▸ **OBJECTIVE**:
Wherever "label" appears in a line, list that line.

(Collected data entries)

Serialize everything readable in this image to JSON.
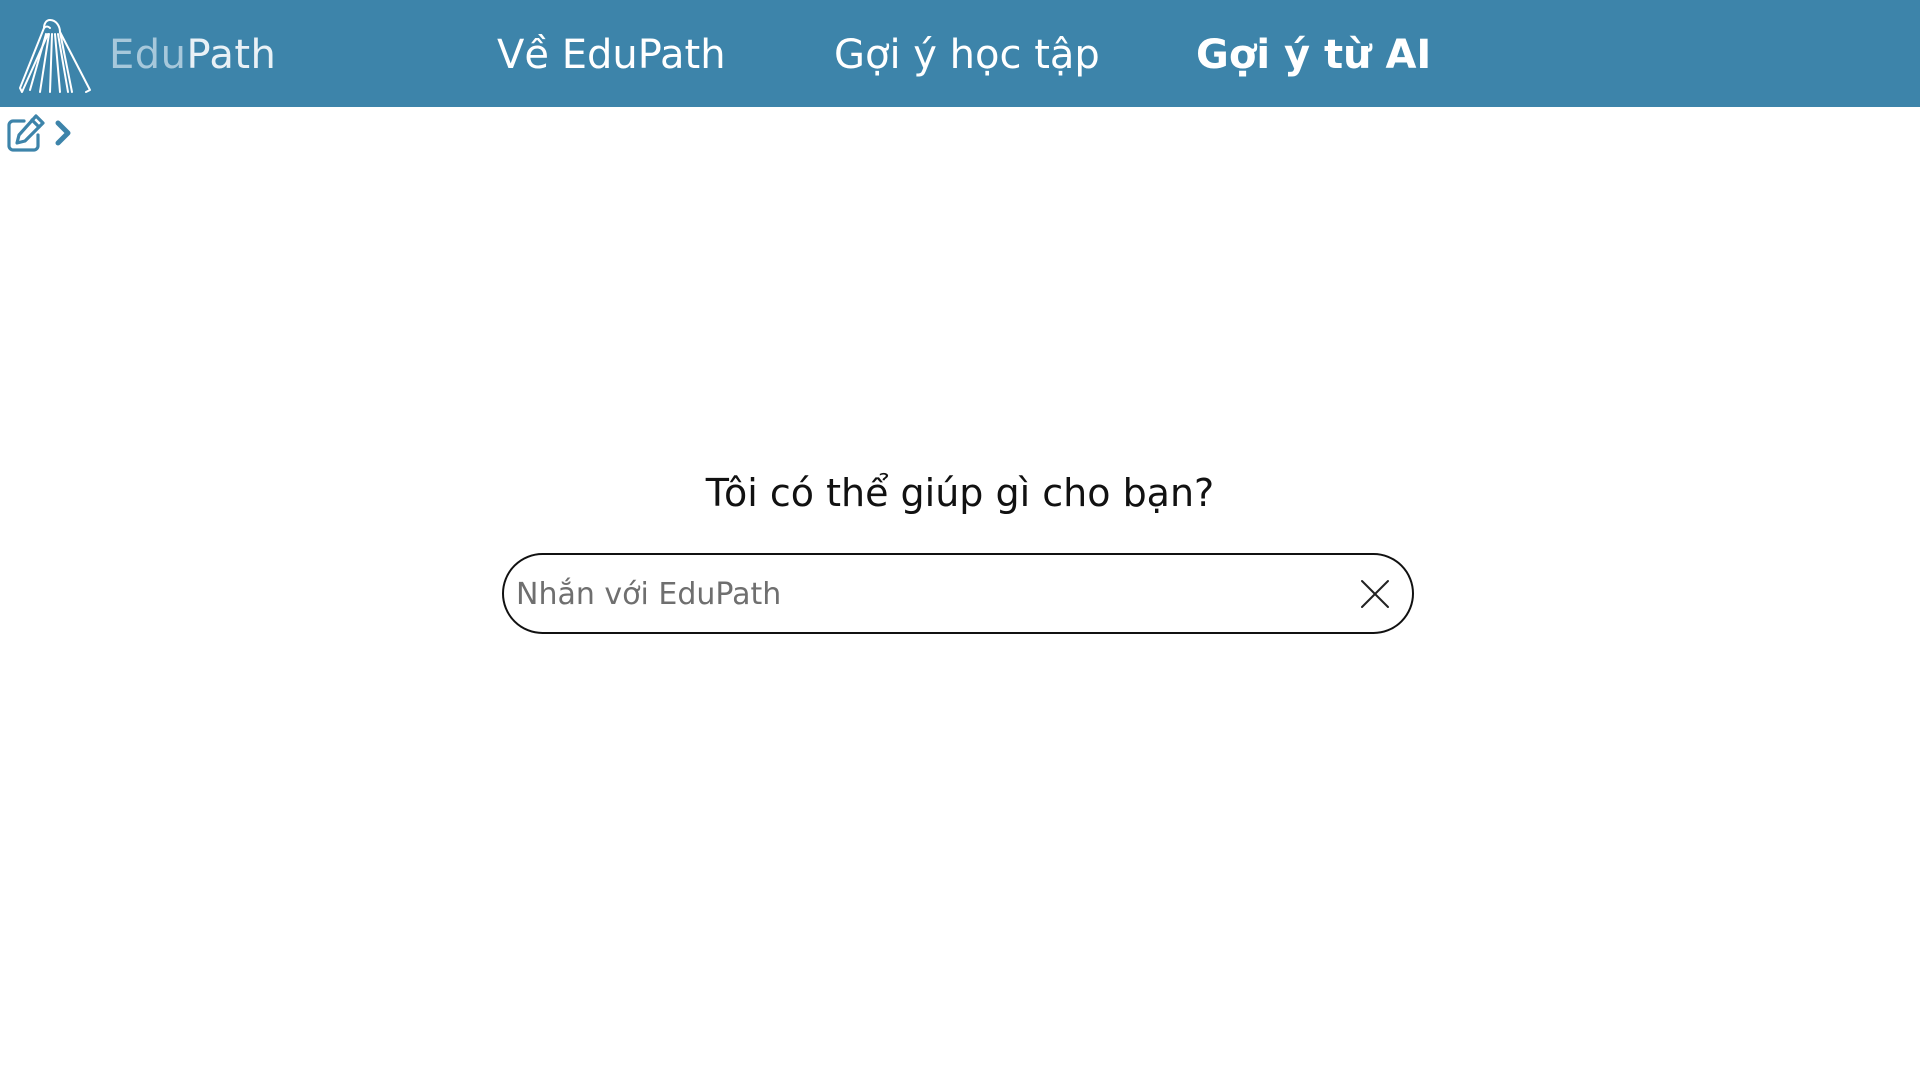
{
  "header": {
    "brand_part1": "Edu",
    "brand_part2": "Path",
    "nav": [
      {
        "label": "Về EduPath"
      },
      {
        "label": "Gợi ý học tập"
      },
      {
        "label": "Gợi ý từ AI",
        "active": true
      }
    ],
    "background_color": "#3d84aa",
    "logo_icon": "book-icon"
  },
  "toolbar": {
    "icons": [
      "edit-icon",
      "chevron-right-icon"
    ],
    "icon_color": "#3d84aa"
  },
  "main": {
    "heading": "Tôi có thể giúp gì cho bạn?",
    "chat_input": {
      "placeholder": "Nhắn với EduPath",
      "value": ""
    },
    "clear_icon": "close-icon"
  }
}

▸ **REPLY**:
        "label": "Về EduPath"
        "label": "Gợi ý học tập"
        "label": "Gợi ý từ AI",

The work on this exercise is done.